(Collection entries)
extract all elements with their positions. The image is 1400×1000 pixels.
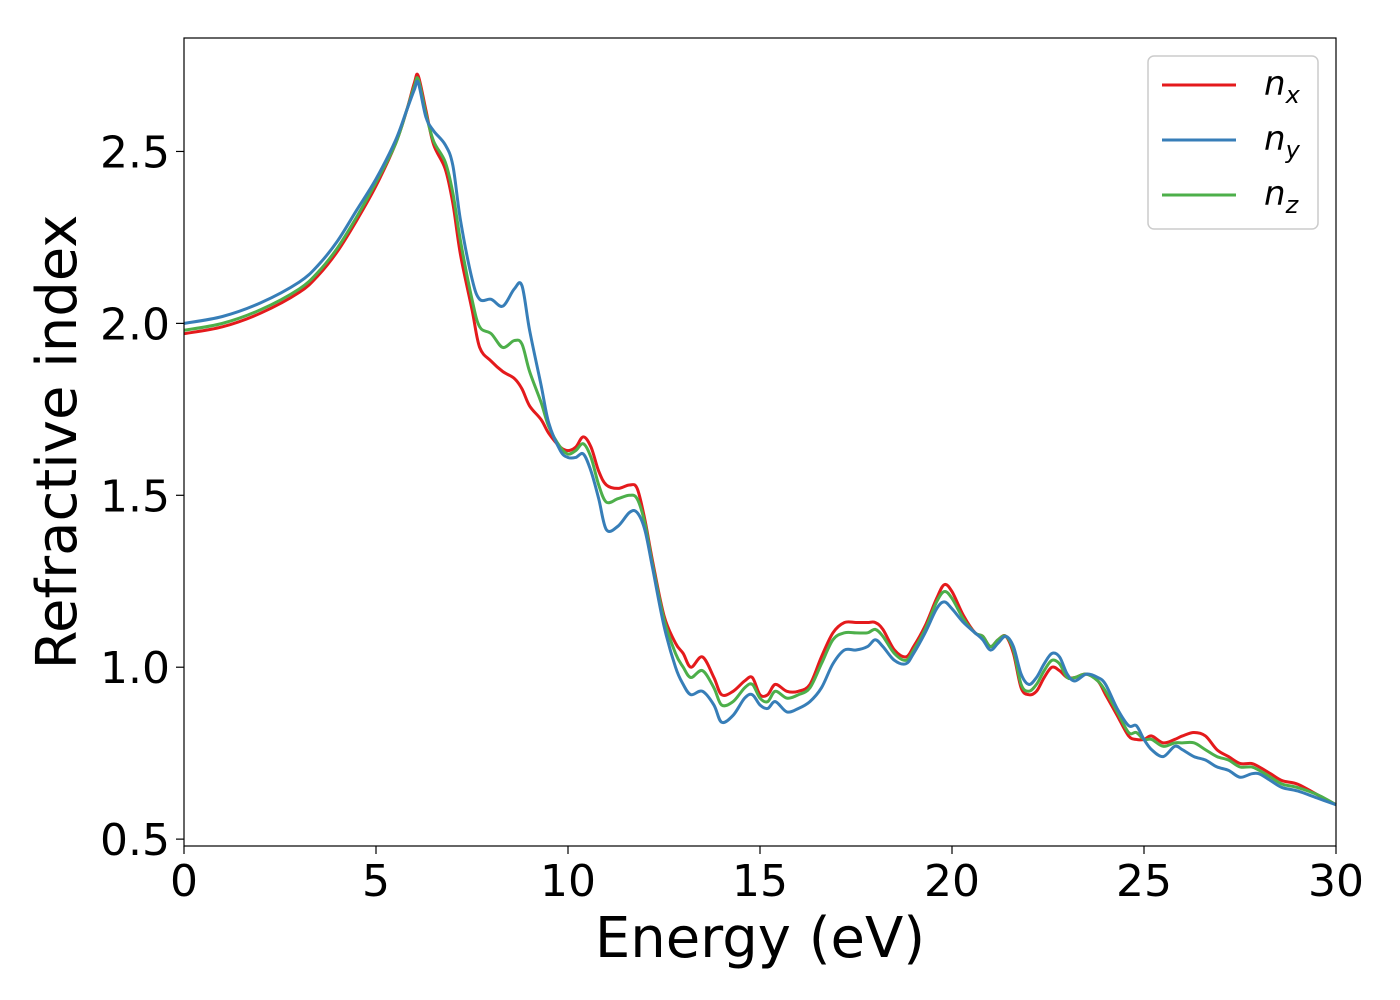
y-tick-label: 1.0 bbox=[100, 643, 170, 694]
legend-label-y: ny bbox=[1264, 119, 1301, 164]
plot-lines bbox=[183, 72, 1337, 807]
series-line-x bbox=[183, 72, 1337, 807]
legend-box bbox=[1147, 55, 1319, 230]
x-tick-label: 25 bbox=[1116, 856, 1172, 907]
series-line-y bbox=[183, 79, 1337, 807]
series-line-z bbox=[183, 76, 1337, 807]
y-axis-ticks: 0.5 1.0 1.5 2.0 2.5 bbox=[100, 127, 184, 866]
y-tick-label: 2.5 bbox=[100, 127, 170, 178]
legend-label-x: nx bbox=[1264, 64, 1301, 109]
x-tick-label: 5 bbox=[362, 856, 390, 907]
x-axis-ticks: 0 5 10 15 20 25 30 bbox=[170, 846, 1364, 907]
y-tick-label: 0.5 bbox=[100, 815, 170, 866]
legend: nx ny nz bbox=[1147, 55, 1319, 230]
y-tick-label: 1.5 bbox=[100, 471, 170, 522]
y-tick-label: 2.0 bbox=[100, 299, 170, 350]
x-tick-label: 20 bbox=[924, 856, 980, 907]
legend-label-z: nz bbox=[1264, 174, 1300, 219]
x-tick-label: 15 bbox=[732, 856, 788, 907]
x-axis-title: Energy (eV) bbox=[595, 906, 925, 971]
y-axis-title: Refractive index bbox=[25, 215, 90, 670]
x-tick-label: 30 bbox=[1308, 856, 1364, 907]
x-tick-label: 10 bbox=[540, 856, 596, 907]
x-tick-label: 0 bbox=[170, 856, 198, 907]
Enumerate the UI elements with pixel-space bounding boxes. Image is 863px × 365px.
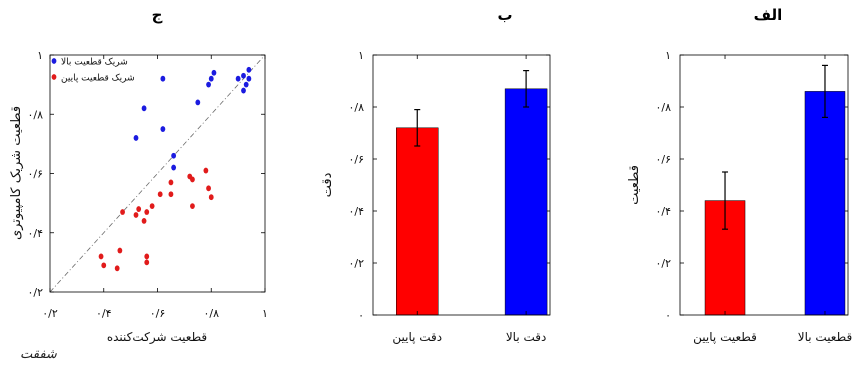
scatter-point-low: [208, 194, 214, 201]
scatter-point-high: [133, 135, 139, 141]
x-category-label: دقت بالا: [506, 330, 547, 344]
panel-b-y-axis-label: دقت: [320, 172, 335, 197]
y-tick-label: ۰/۲: [348, 257, 364, 270]
y-tick-label: ۰/۸: [348, 101, 364, 114]
y-tick-label: ۰/۲: [27, 286, 43, 299]
scatter-point-low: [144, 253, 150, 260]
y-tick-label: ۰: [358, 309, 364, 322]
scatter-point-low: [141, 218, 147, 224]
scatter-point-low: [203, 167, 209, 174]
scatter-point-high: [206, 81, 211, 88]
scatter-point-low: [136, 206, 142, 212]
legend-marker-low: [51, 74, 57, 80]
panel-a-title: الف: [754, 6, 783, 24]
signature-logo: شفقت: [20, 347, 58, 362]
y-tick-label: ۰/۴: [348, 205, 364, 218]
y-tick-label: ۰: [665, 309, 671, 322]
legend-label-high: شریک قطعیت بالا: [61, 58, 128, 68]
y-tick-label: ۱: [665, 49, 671, 62]
scatter-point-high: [171, 152, 177, 159]
scatter-point-low: [190, 176, 195, 183]
panel-b-title: ب: [497, 6, 512, 24]
panel-b-axes-frame: [372, 54, 551, 316]
scatter-point-low: [117, 247, 123, 254]
y-tick-label: ۰/۴: [27, 227, 43, 240]
scatter-point-low: [149, 203, 155, 209]
scatter-point-high: [160, 75, 166, 82]
scatter-point-high: [160, 126, 166, 132]
scatter-point-low: [120, 209, 125, 215]
scatter-point-high: [195, 99, 201, 106]
x-tick-label: ۰/۶: [150, 307, 166, 320]
y-tick-label: ۰/۶: [348, 153, 364, 166]
scatter-point-low: [157, 191, 163, 198]
scatter-point-high: [141, 105, 147, 112]
scatter-point-low: [190, 203, 195, 209]
panel-c-plot-area: ۰/۲ ۰/۴ ۰/۶ ۰/۸ ۱ ۰/۲ ۰/۴ ۰/۶ ۰/۸ ۱: [27, 49, 267, 320]
y-tick-label: ۱: [358, 49, 364, 62]
x-tick-label: ۰/۸: [203, 307, 219, 320]
error-bar: [523, 69, 530, 108]
panel-a-y-axis-label: قطعیت: [627, 165, 642, 205]
x-tick-label: ۰/۴: [96, 307, 112, 320]
scatter-point-high: [211, 69, 217, 76]
scatter-point-high: [241, 72, 246, 79]
scatter-point-high: [246, 75, 252, 82]
panel-b-bar-chart: ب ۰ ۰/۲ ۰/۴ ۰/۶ ۰/۸ ۱ دقت پایین دقت بالا دقت: [320, 6, 551, 345]
legend-label-low: شریک قطعیت پایین: [61, 74, 135, 84]
scatter-point-low: [168, 191, 174, 198]
scatter-point-high: [243, 81, 249, 88]
scatter-point-low: [144, 259, 150, 266]
y-tick-label: ۰/۶: [655, 153, 671, 166]
error-bar: [821, 64, 828, 119]
y-tick-label: ۰/۸: [655, 101, 671, 114]
legend: شریک قطعیت بالا شریک قطعیت پایین: [51, 58, 135, 84]
panel-c-y-axis-label: قطعیت شریک کامپیوتری: [9, 106, 24, 240]
y-tick-label: ۰/۲: [655, 257, 671, 270]
bar-1: [504, 88, 548, 316]
error-bar: [414, 108, 421, 147]
scatter-point-low: [114, 265, 120, 272]
y-tick-label: ۰/۴: [655, 205, 671, 218]
y-tick-label: ۰/۶: [27, 168, 43, 181]
y-tick-label: ۱: [37, 49, 43, 62]
panel-c-x-axis-label: قطعیت شرکت‌کننده: [107, 330, 207, 345]
bar-0: [396, 127, 439, 316]
error-bar: [722, 171, 729, 230]
scatter-point-high: [235, 75, 241, 82]
scatter-point-low: [206, 185, 211, 192]
scatter-point-low: [133, 212, 139, 218]
panel-c-axes-frame: [49, 54, 266, 293]
x-category-label: دقت پایین: [392, 330, 442, 345]
y-tick-label: ۰/۸: [27, 108, 43, 121]
panel-a-axes-frame: [679, 54, 849, 316]
scatter-point-high: [171, 164, 177, 171]
x-tick-label: ۰/۲: [42, 307, 58, 320]
identity-reference-line: [49, 54, 266, 293]
panel-a-plot-area: ۰ ۰/۲ ۰/۴ ۰/۶ ۰/۸ ۱ قطعیت پایین قطعیت بالا: [655, 49, 852, 345]
x-category-label: قطعیت پایین: [693, 330, 757, 345]
scatter-point-low: [168, 179, 174, 186]
scatter-point-low: [101, 262, 107, 269]
panel-c-scatter: ج ۰/۲ ۰/۴ ۰/۶ ۰/۸ ۱ ۰/۲ ۰/۴ ۰/۶ ۰/۸ ۱ شریک قطعیت …: [9, 6, 268, 345]
scatter-point-high: [208, 75, 214, 82]
scatter-point-low: [144, 209, 150, 215]
x-tick-label: ۱: [262, 307, 268, 320]
x-category-label: قطعیت بالا: [798, 330, 852, 344]
panel-c-title: ج: [152, 6, 163, 24]
scatter-point-high: [246, 66, 252, 73]
scatter-point-low: [98, 253, 104, 260]
legend-marker-high: [51, 58, 57, 64]
bar-1: [804, 91, 846, 316]
panel-b-plot-area: ۰ ۰/۲ ۰/۴ ۰/۶ ۰/۸ ۱ دقت پایین دقت بالا: [348, 49, 550, 345]
scatter-point-high: [241, 87, 246, 94]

▸ **Job**
Rewrite every line of the collection entries above as a numbered list. Omit blank lines and leave the pictures out.

▸ **The result**
1. extract all elements with their positions. The image is 1400×1000 pixels.
2. y-tick-label: 1.0 bbox=[100, 643, 170, 694]
3. legend-label-y: ny bbox=[1264, 119, 1301, 164]
4. plot-lines bbox=[183, 72, 1337, 807]
5. series-line-x bbox=[183, 72, 1337, 807]
6. legend-box bbox=[1147, 55, 1319, 230]
7. x-tick-label: 25 bbox=[1116, 856, 1172, 907]
8. series-line-y bbox=[183, 79, 1337, 807]
9. series-line-z bbox=[183, 76, 1337, 807]
10. y-axis-ticks: 0.5 1.0 1.5 2.0 2.5 bbox=[100, 127, 184, 866]
11. y-tick-label: 2.5 bbox=[100, 127, 170, 178]
12. legend-label-x: nx bbox=[1264, 64, 1301, 109]
13. x-tick-label: 5 bbox=[362, 856, 390, 907]
14. x-axis-ticks: 0 5 10 15 20 25 30 bbox=[170, 846, 1364, 907]
15. y-tick-label: 0.5 bbox=[100, 815, 170, 866]
16. legend: nx ny nz bbox=[1147, 55, 1319, 230]
17. y-tick-label: 1.5 bbox=[100, 471, 170, 522]
18. y-tick-label: 2.0 bbox=[100, 299, 170, 350]
19. x-tick-label: 20 bbox=[924, 856, 980, 907]
20. legend-label-z: nz bbox=[1264, 174, 1300, 219]
21. x-tick-label: 15 bbox=[732, 856, 788, 907]
22. x-axis-title: Energy (eV) bbox=[595, 906, 925, 971]
23. y-axis-title: Refractive index bbox=[25, 215, 90, 670]
24. x-tick-label: 30 bbox=[1308, 856, 1364, 907]
25. x-tick-label: 10 bbox=[540, 856, 596, 907]
26. x-tick-label: 0 bbox=[170, 856, 198, 907]
27. Enumerate the UI elements with pixel-space bounding boxes. Image is 863px × 365px.
28. scatter-point-low: [208, 194, 214, 201]
29. scatter-point-high: [133, 135, 139, 141]
30. x-category-label: دقت بالا: [506, 330, 547, 344]
31. panel-b-y-axis-label: دقت: [320, 172, 335, 197]
32. y-tick-label: ۰/۲: [348, 257, 364, 270]
33. y-tick-label: ۰/۸: [348, 101, 364, 114]
34. y-tick-label: ۰/۲: [27, 286, 43, 299]
35. scatter-point-low: [144, 253, 150, 260]
36. y-tick-label: ۰: [358, 309, 364, 322]
37. scatter-point-low: [141, 218, 147, 224]
38. scatter-point-low: [203, 167, 209, 174]
39. scatter-point-high: [206, 81, 211, 88]
40. scatter-point-low: [136, 206, 142, 212]
41. legend-marker-low: [51, 74, 57, 80]
42. panel-a-title: الف: [754, 6, 783, 24]
43. signature-logo: شفقت: [20, 347, 58, 362]
44. y-tick-label: ۰/۴: [348, 205, 364, 218]
45. y-tick-label: ۰: [665, 309, 671, 322]
46. legend-label-high: شریک قطعیت بالا: [61, 58, 128, 68]
47. y-tick-label: ۱: [665, 49, 671, 62]
48. scatter-point-high: [171, 152, 177, 159]
49. scatter-point-low: [190, 176, 195, 183]
50. panel-b-title: ب: [497, 6, 512, 24]
51. panel-b-axes-frame: [372, 54, 551, 316]
52. scatter-point-low: [117, 247, 123, 254]
53. y-tick-label: ۰/۴: [27, 227, 43, 240]
54. scatter-point-low: [149, 203, 155, 209]
55. scatter-point-high: [160, 75, 166, 82]
56. scatter-point-high: [160, 126, 166, 132]
57. scatter-point-low: [120, 209, 125, 215]
58. scatter-point-high: [195, 99, 201, 106]
59. x-tick-label: ۰/۶: [150, 307, 166, 320]
60. y-tick-label: ۰/۶: [348, 153, 364, 166]
61. scatter-point-low: [157, 191, 163, 198]
62. scatter-point-high: [141, 105, 147, 112]
63. scatter-point-low: [190, 203, 195, 209]
64. panel-c-plot-area: ۰/۲ ۰/۴ ۰/۶ ۰/۸ ۱ ۰/۲ ۰/۴ ۰/۶ ۰/۸ ۱: [27, 49, 267, 320]
65. y-tick-label: ۱: [358, 49, 364, 62]
66. x-tick-label: ۰/۸: [203, 307, 219, 320]
67. error-bar: [523, 69, 530, 108]
68. panel-a-y-axis-label: قطعیت: [627, 165, 642, 205]
69. x-tick-label: ۰/۴: [96, 307, 112, 320]
70. scatter-point-high: [211, 69, 217, 76]
71. scatter-point-high: [241, 72, 246, 79]
72. scatter-point-high: [246, 75, 252, 82]
73. panel-b-bar-chart: ب ۰ ۰/۲ ۰/۴ ۰/۶ ۰/۸ ۱ دقت پایین دقت بالا دقت: [320, 6, 551, 345]
74. legend-label-low: شریک قطعیت پایین: [61, 74, 135, 84]
75. scatter-point-low: [168, 191, 174, 198]
76. scatter-point-high: [243, 81, 249, 88]
77. scatter-point-low: [144, 259, 150, 266]
78. y-tick-label: ۰/۶: [655, 153, 671, 166]
79. error-bar: [821, 64, 828, 119]
80. y-tick-label: ۰/۸: [655, 101, 671, 114]
81. legend: شریک قطعیت بالا شریک قطعیت پایین: [51, 58, 135, 84]
82. panel-c-y-axis-label: قطعیت شریک کامپیوتری: [9, 106, 24, 240]
83. y-tick-label: ۰/۲: [655, 257, 671, 270]
84. bar-1: [504, 88, 548, 316]
85. error-bar: [414, 108, 421, 147]
86. scatter-point-low: [114, 265, 120, 272]
87. y-tick-label: ۰/۴: [655, 205, 671, 218]
88. y-tick-label: ۰/۶: [27, 168, 43, 181]
89. y-tick-label: ۱: [37, 49, 43, 62]
90. panel-c-x-axis-label: قطعیت شرکت‌کننده: [107, 330, 207, 345]
91. bar-0: [396, 127, 439, 316]
92. error-bar: [722, 171, 729, 230]
93. scatter-point-high: [235, 75, 241, 82]
94. scatter-point-low: [206, 185, 211, 192]
95. scatter-point-low: [133, 212, 139, 218]
96. panel-c-axes-frame: [49, 54, 266, 293]
97. x-category-label: دقت پایین: [392, 330, 442, 345]
98. y-tick-label: ۰/۸: [27, 108, 43, 121]
99. panel-a-axes-frame: [679, 54, 849, 316]
100. scatter-point-high: [171, 164, 177, 171]
101. x-tick-label: ۰/۲: [42, 307, 58, 320]
102. identity-reference-line: [49, 54, 266, 293]
103. panel-a-plot-area: ۰ ۰/۲ ۰/۴ ۰/۶ ۰/۸ ۱ قطعیت پایین قطعیت بالا: [655, 49, 852, 345]
104. x-category-label: قطعیت پایین: [693, 330, 757, 345]
105. scatter-point-low: [168, 179, 174, 186]
106. scatter-point-low: [101, 262, 107, 269]
107. panel-c-scatter: ج ۰/۲ ۰/۴ ۰/۶ ۰/۸ ۱ ۰/۲ ۰/۴ ۰/۶ ۰/۸ ۱ شریک قطعیت …: [9, 6, 268, 345]
108. scatter-point-high: [208, 75, 214, 82]
109. scatter-point-low: [144, 209, 150, 215]
110. x-tick-label: ۱: [262, 307, 268, 320]
111. x-category-label: قطعیت بالا: [798, 330, 852, 344]
112. panel-c-title: ج: [152, 6, 163, 24]
113. scatter-point-high: [246, 66, 252, 73]
114. scatter-point-low: [98, 253, 104, 260]
115. legend-marker-high: [51, 58, 57, 64]
116. bar-1: [804, 91, 846, 316]
117. panel-b-plot-area: ۰ ۰/۲ ۰/۴ ۰/۶ ۰/۸ ۱ دقت پایین دقت بالا: [348, 49, 550, 345]
118. scatter-point-high: [241, 87, 246, 94]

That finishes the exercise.